*** Extract provided

The asynchronous approach is an improvement, because it provides access to each
server response as soon as it is received. The application is able to process
one response at a time, allowing the allocated memory to be freed by the time
the next response is received. This improves the overall performance by
interleaving I/O- and CPU-bound tasks (especially if response processing can be
delegated to another thread or process) and keeps memory usage under control.

IMAP4Command
------------

A minor code adjustment is necessary when running commands asynchronously. In
synchronous mode, imaplib2 will raise an exception whenever the server returns
NO or BAD command completion codes. This is true for all commands. In
asynchronous mode, the completion code is unknown while responses are being
processed, so the user is expected to make an extra call to the 'check()' method
at the end of the loop to verify successful command completion. This also allows
the user to decide which completion codes should be treated as errors. The
asynchronous example above is modified as follows:

# This loop will run as soon as the first message body is received.
cmd = imap.fetch('1:*', 'BODY[]', wait=False)
for resp in cmd:
...
cmd.check() # or cmd.check('OK'[, 'NO'[, 'BAD']])

Calling 'cmd.check()' or 'cmd.check("OK")' will raise an exception if the
command completed with a status code other than OK. Sometimes, NO may also be an
acceptable completion result, such as when a long-running FETCH fails to locate
the data or attributes of one or two messages. This is usually a temporary error
condition, which does not invalidate the data or attributes returned for all
other FETCHed messages. In this case, the user would call
'cmd.check("OK", "NO")' to indicate that either response code is acceptable (BAD
will still raise an exception).

The last example made explicit the fact that executing any command causes an
IMAP4Command instance to be returned. This is a major departure from imaplib,
which would return a tuple '(type, [data, ...])'. The IMAP4Command class
provides all the tools necessary for controlling command execution, receiving
and filtering responses, and determining the final command result. It is also
the base class used for implementing custom commands outside of the library.

Server responses are read from the socket by calling IMAP4.__next__ method. This
means that the user is able to monitor all responses in the order they were sent
simply by iterating over the original 'imap' object:

imap.fetch('1:*', 'BODY[]', wait=False)
for resp in imap:
... # resp could be a FETCH response or anything else the server sends

Receiving data in this fashion is possible, but could be error-prone, because
the IMAP4 protocol explicitly permits the server to send unilateral responses
that do not belong to any command in progress (e.g. informing the client of a
new message delivered to the current mailbox). The IMAP4Command class provides a
way to retrieve only those responses that are expected. To achieve this, each
command instance has a 'queue' attribute, which is implemented as a deque
instance. Whenever a response is received by calling IMAP4.__next__, the library
allows one of the active commands to claim the response, which is appended to
that command's queue. Unclaimed responses are placed on the common or
"unclaimed" queue, which is an OrderedDict instance accessible via the
'IMAP4.queue' attribute. The common queue is typically consumed by the NOOP
command, like so:

# Defer all SELECT responses to the common queue for later processing
imap.select('INBOX').defer()

******

• **Given instruction**
Copy out, word for word, the portion of the imaplib2 extract that opens with the words containing "cmd = imap.fetch('1:*', 'BODY[]', wait=False)" and closes with "raise an exception).".

*** Records provided

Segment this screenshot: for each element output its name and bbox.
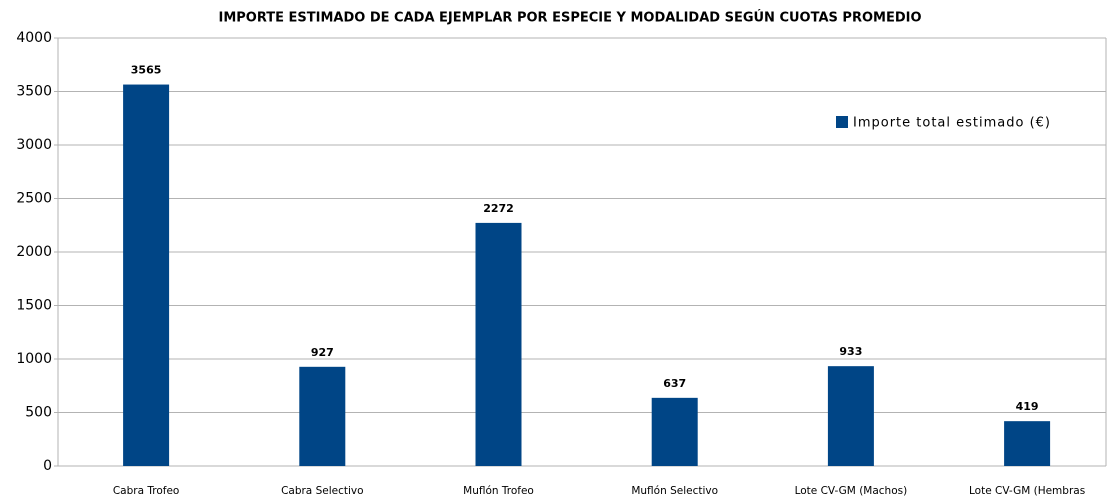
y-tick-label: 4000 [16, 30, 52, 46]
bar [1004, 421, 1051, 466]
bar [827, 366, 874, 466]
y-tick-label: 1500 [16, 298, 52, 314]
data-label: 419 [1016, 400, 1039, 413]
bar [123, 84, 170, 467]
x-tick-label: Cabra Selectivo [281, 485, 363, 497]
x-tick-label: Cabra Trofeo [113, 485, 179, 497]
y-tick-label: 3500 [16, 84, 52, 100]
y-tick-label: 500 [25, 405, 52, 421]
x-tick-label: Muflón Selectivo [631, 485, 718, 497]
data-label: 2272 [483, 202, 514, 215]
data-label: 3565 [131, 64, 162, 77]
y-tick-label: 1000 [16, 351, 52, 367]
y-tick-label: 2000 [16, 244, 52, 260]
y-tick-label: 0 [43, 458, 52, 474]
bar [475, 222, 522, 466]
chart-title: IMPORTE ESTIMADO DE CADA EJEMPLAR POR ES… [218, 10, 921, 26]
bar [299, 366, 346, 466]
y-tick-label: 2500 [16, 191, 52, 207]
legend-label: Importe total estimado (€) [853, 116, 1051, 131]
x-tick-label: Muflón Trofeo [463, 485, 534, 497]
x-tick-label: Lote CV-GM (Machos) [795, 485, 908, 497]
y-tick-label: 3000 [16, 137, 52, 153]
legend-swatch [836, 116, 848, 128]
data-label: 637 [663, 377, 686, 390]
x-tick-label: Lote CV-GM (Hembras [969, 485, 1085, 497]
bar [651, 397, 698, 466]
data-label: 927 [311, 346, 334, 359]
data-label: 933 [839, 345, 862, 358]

******

• **Written response**
cmd = imap.fetch('1:*', 'BODY[]', wait=False)
for resp in cmd:
...
cmd.check() # or cmd.check('OK'[, 'NO'[, 'BAD']])

Calling 'cmd.check()' or 'cmd.check("OK")' will raise an exception if the
command completed with a status code other than OK. Sometimes, NO may also be an
acceptable completion result, such as when a long-running FETCH fails to locate
the data or attributes of one or two messages. This is usually a temporary error
condition, which does not invalidate the data or attributes returned for all
other FETCHed messages. In this case, the user would call
'cmd.check("OK", "NO")' to indicate that either response code is acceptable (BAD
will still raise an exception).